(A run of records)
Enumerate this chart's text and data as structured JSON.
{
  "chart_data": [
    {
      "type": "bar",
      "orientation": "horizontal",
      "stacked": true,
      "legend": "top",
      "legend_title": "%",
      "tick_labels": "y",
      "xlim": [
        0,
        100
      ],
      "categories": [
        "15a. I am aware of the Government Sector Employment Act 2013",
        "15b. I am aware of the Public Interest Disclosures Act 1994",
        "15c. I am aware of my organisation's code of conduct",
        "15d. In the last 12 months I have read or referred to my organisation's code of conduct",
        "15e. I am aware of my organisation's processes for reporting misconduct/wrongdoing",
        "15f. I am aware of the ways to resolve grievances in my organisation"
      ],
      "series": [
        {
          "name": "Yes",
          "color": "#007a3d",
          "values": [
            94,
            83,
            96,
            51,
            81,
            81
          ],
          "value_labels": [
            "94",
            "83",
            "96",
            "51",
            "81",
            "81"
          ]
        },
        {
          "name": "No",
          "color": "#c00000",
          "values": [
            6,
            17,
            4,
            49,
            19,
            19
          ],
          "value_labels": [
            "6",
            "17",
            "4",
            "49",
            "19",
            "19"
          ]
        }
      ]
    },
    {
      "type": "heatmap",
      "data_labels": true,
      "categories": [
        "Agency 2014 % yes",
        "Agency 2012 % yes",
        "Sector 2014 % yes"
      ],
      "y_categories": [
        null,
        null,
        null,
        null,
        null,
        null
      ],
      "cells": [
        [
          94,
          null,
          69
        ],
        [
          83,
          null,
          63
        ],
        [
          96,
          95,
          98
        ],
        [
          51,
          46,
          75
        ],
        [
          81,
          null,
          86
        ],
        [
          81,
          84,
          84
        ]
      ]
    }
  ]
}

● Task statement
Write out the material exactly as given.

● Reply
Enumerate this chart's text and data as structured JSON.
{
  "chart_data": [
    {
      "type": "bar",
      "orientation": "horizontal",
      "stacked": true,
      "legend": "top",
      "legend_title": "%",
      "tick_labels": "y",
      "xlim": [
        0,
        100
      ],
      "categories": [
        "15a. I am aware of the Government Sector Employment Act 2013",
        "15b. I am aware of the Public Interest Disclosures Act 1994",
        "15c. I am aware of my organisation's code of conduct",
        "15d. In the last 12 months I have read or referred to my organisation's code of conduct",
        "15e. I am aware of my organisation's processes for reporting misconduct/wrongdoing",
        "15f. I am aware of the ways to resolve grievances in my organisation"
      ],
      "series": [
        {
          "name": "Yes",
          "color": "#007a3d",
          "values": [
            94,
            83,
            96,
            51,
            81,
            81
          ],
          "value_labels": [
            "94",
            "83",
            "96",
            "51",
            "81",
            "81"
          ]
        },
        {
          "name": "No",
          "color": "#c00000",
          "values": [
            6,
            17,
            4,
            49,
            19,
            19
          ],
          "value_labels": [
            "6",
            "17",
            "4",
            "49",
            "19",
            "19"
          ]
        }
      ]
    },
    {
      "type": "heatmap",
      "data_labels": true,
      "categories": [
        "Agency 2014 % yes",
        "Agency 2012 % yes",
        "Sector 2014 % yes"
      ],
      "y_categories": [
        null,
        null,
        null,
        null,
        null,
        null
      ],
      "cells": [
        [
          94,
          null,
          69
        ],
        [
          83,
          null,
          63
        ],
        [
          96,
          95,
          98
        ],
        [
          51,
          46,
          75
        ],
        [
          81,
          null,
          86
        ],
        [
          81,
          84,
          84
        ]
      ]
    }
  ]
}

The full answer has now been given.